-- Begin --
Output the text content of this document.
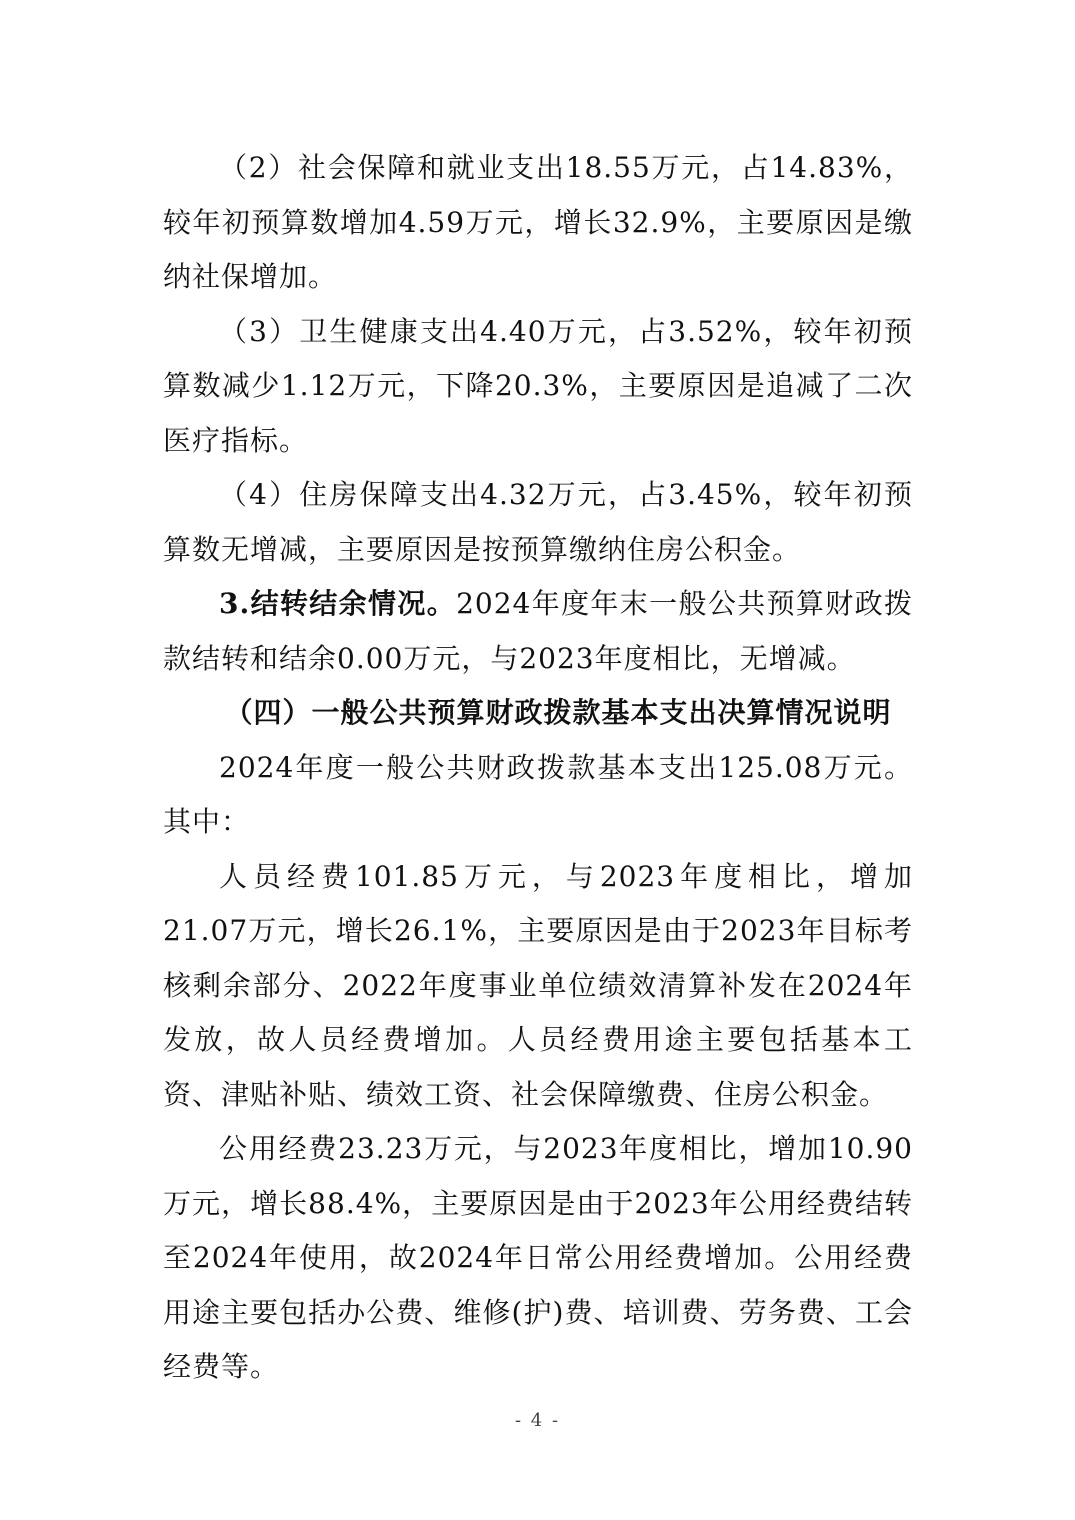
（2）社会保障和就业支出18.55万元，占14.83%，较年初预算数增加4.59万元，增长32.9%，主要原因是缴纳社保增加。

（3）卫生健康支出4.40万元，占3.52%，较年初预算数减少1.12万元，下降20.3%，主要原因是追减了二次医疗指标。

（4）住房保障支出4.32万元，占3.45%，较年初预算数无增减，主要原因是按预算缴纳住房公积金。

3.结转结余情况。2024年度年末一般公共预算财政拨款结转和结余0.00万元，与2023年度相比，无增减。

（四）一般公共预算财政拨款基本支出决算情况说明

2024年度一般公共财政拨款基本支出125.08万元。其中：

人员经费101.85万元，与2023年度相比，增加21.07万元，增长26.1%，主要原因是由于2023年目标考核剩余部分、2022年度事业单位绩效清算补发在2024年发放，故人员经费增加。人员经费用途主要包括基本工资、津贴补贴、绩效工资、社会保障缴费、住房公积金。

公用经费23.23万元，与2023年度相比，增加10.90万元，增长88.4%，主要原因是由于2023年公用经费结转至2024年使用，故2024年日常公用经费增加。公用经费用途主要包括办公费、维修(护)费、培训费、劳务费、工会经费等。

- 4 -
-- End --
Transcribe the listing in full and omit the pictures.

Output the text content of this document.
（2）社会保障和就业支出18.55万元，占14.83%，较年初预算数增加4.59万元，增长32.9%，主要原因是缴纳社保增加。

（3）卫生健康支出4.40万元，占3.52%，较年初预算数减少1.12万元，下降20.3%，主要原因是追减了二次医疗指标。

（4）住房保障支出4.32万元，占3.45%，较年初预算数无增减，主要原因是按预算缴纳住房公积金。

3.结转结余情况。2024年度年末一般公共预算财政拨款结转和结余0.00万元，与2023年度相比，无增减。

（四）一般公共预算财政拨款基本支出决算情况说明

2024年度一般公共财政拨款基本支出125.08万元。其中：

人员经费101.85万元，与2023年度相比，增加21.07万元，增长26.1%，主要原因是由于2023年目标考核剩余部分、2022年度事业单位绩效清算补发在2024年发放，故人员经费增加。人员经费用途主要包括基本工资、津贴补贴、绩效工资、社会保障缴费、住房公积金。

公用经费23.23万元，与2023年度相比，增加10.90万元，增长88.4%，主要原因是由于2023年公用经费结转至2024年使用，故2024年日常公用经费增加。公用经费用途主要包括办公费、维修(护)费、培训费、劳务费、工会经费等。

- 4 -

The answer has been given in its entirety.